# EXERCISE BRIEF
Review the listing and copy each line that holds the word "active".

---- RECORDED INFORMATION

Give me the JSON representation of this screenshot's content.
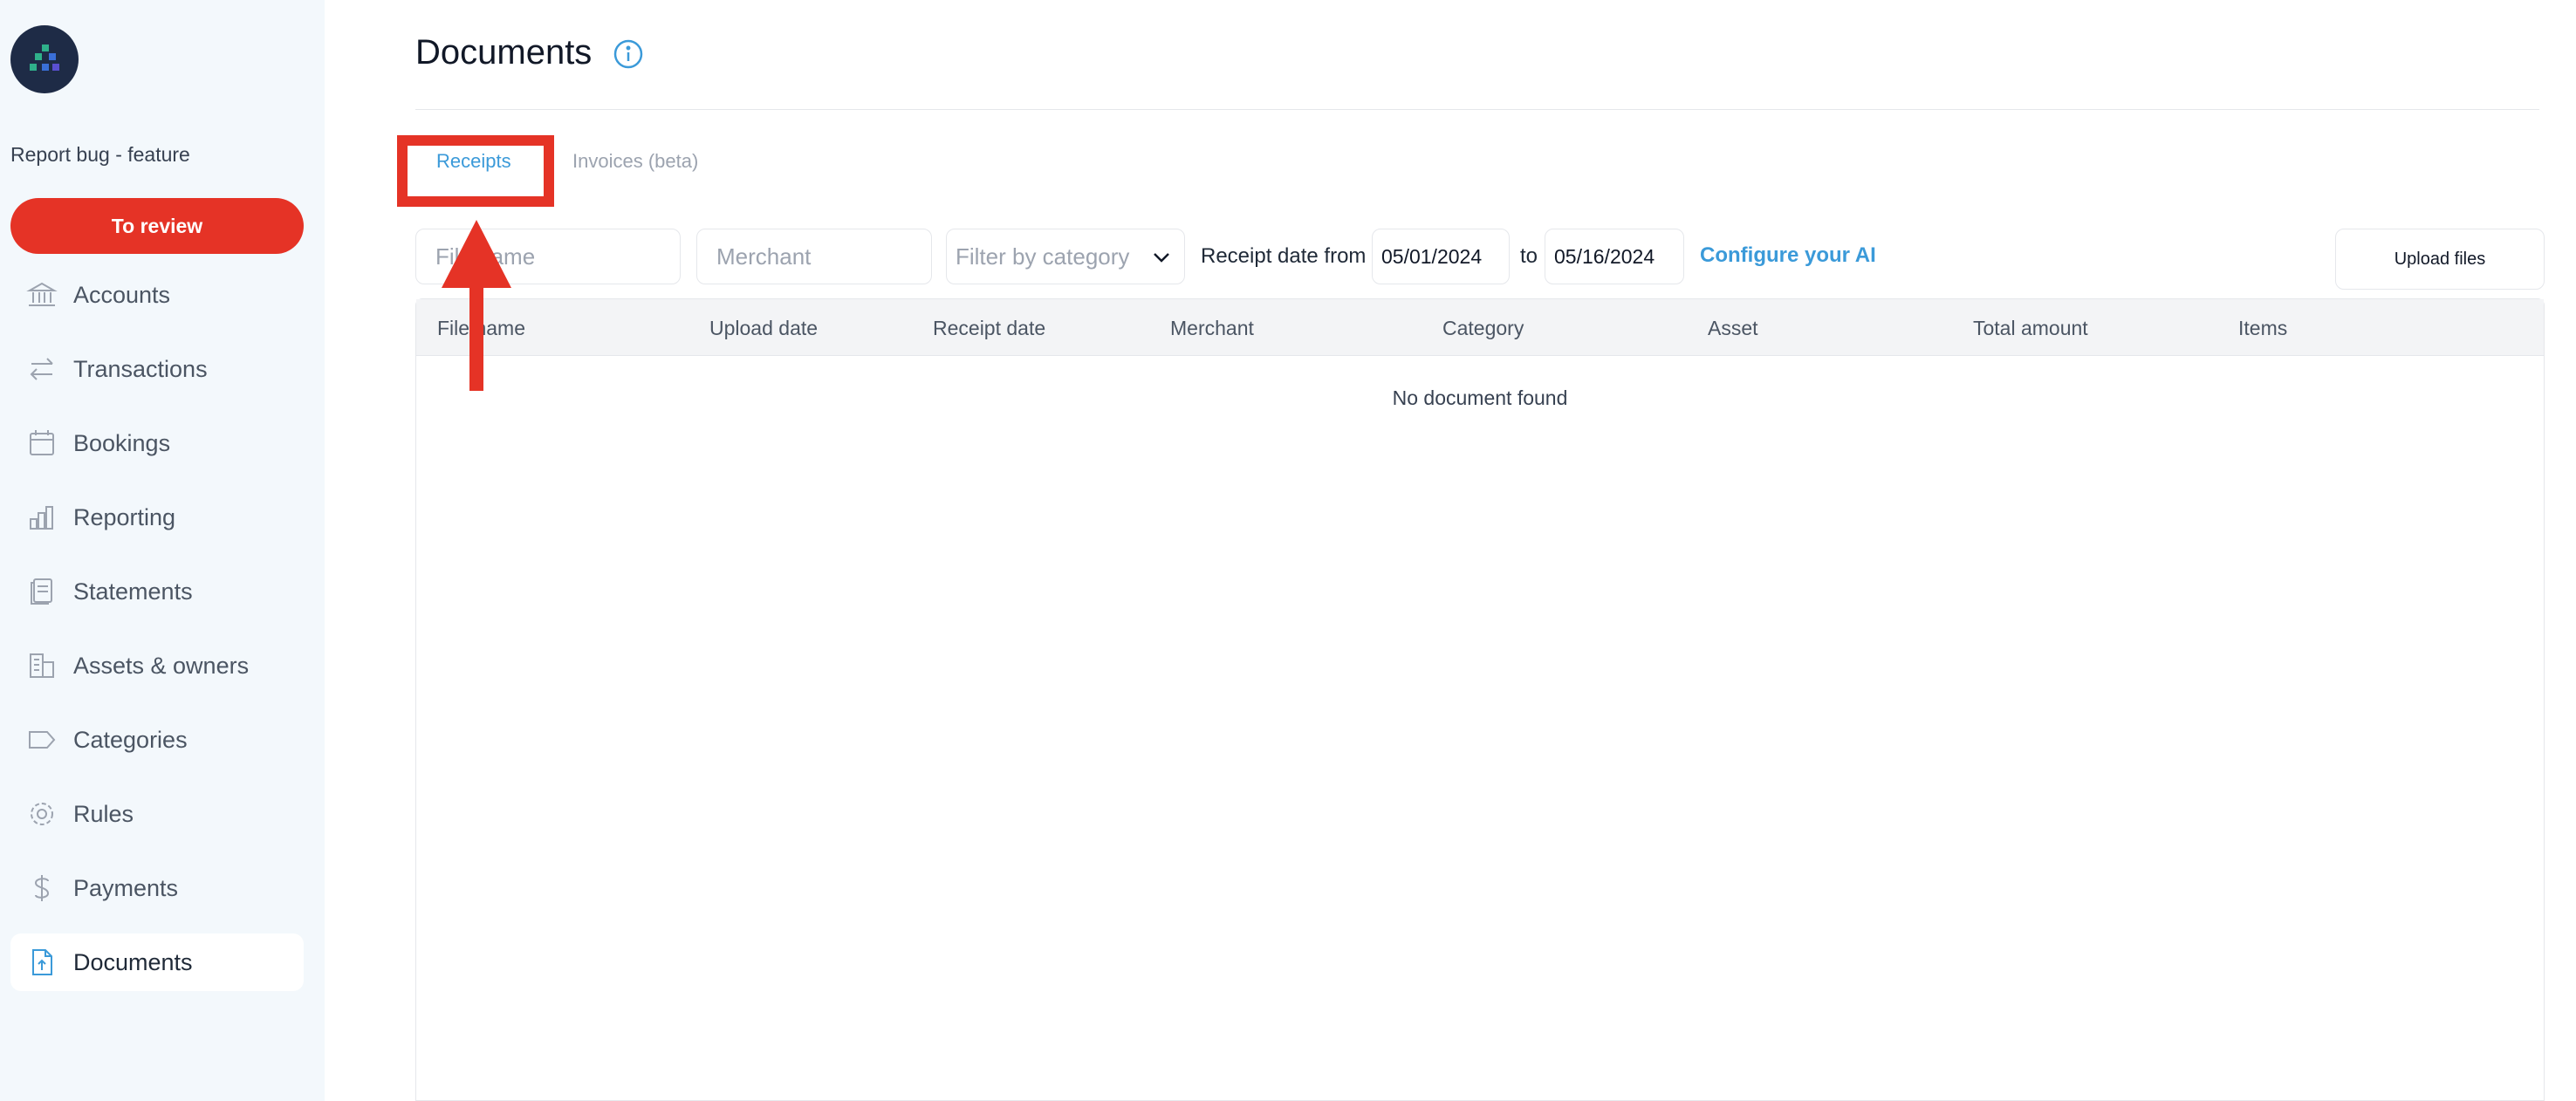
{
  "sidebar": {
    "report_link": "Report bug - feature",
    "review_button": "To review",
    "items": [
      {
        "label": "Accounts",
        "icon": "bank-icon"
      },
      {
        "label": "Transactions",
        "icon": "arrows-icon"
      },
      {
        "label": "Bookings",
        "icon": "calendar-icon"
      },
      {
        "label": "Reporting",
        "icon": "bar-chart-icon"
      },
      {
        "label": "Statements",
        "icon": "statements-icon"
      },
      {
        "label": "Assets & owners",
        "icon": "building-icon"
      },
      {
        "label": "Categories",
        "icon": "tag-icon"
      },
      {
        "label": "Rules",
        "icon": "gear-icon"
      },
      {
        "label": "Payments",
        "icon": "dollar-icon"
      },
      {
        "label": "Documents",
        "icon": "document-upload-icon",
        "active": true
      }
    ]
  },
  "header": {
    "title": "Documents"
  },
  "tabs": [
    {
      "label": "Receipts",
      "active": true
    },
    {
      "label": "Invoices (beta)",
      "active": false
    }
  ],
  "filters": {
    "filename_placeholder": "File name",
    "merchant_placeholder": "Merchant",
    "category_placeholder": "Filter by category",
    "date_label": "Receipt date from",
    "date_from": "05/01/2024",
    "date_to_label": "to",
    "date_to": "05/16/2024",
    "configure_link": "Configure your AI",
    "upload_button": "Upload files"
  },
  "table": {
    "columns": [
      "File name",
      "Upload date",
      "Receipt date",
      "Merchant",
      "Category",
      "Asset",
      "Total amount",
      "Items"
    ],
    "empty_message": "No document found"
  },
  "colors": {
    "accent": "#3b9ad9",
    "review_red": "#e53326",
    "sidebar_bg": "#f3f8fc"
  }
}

--------

# FULL ANSWER
        "active": true
      "active": true
      "active": false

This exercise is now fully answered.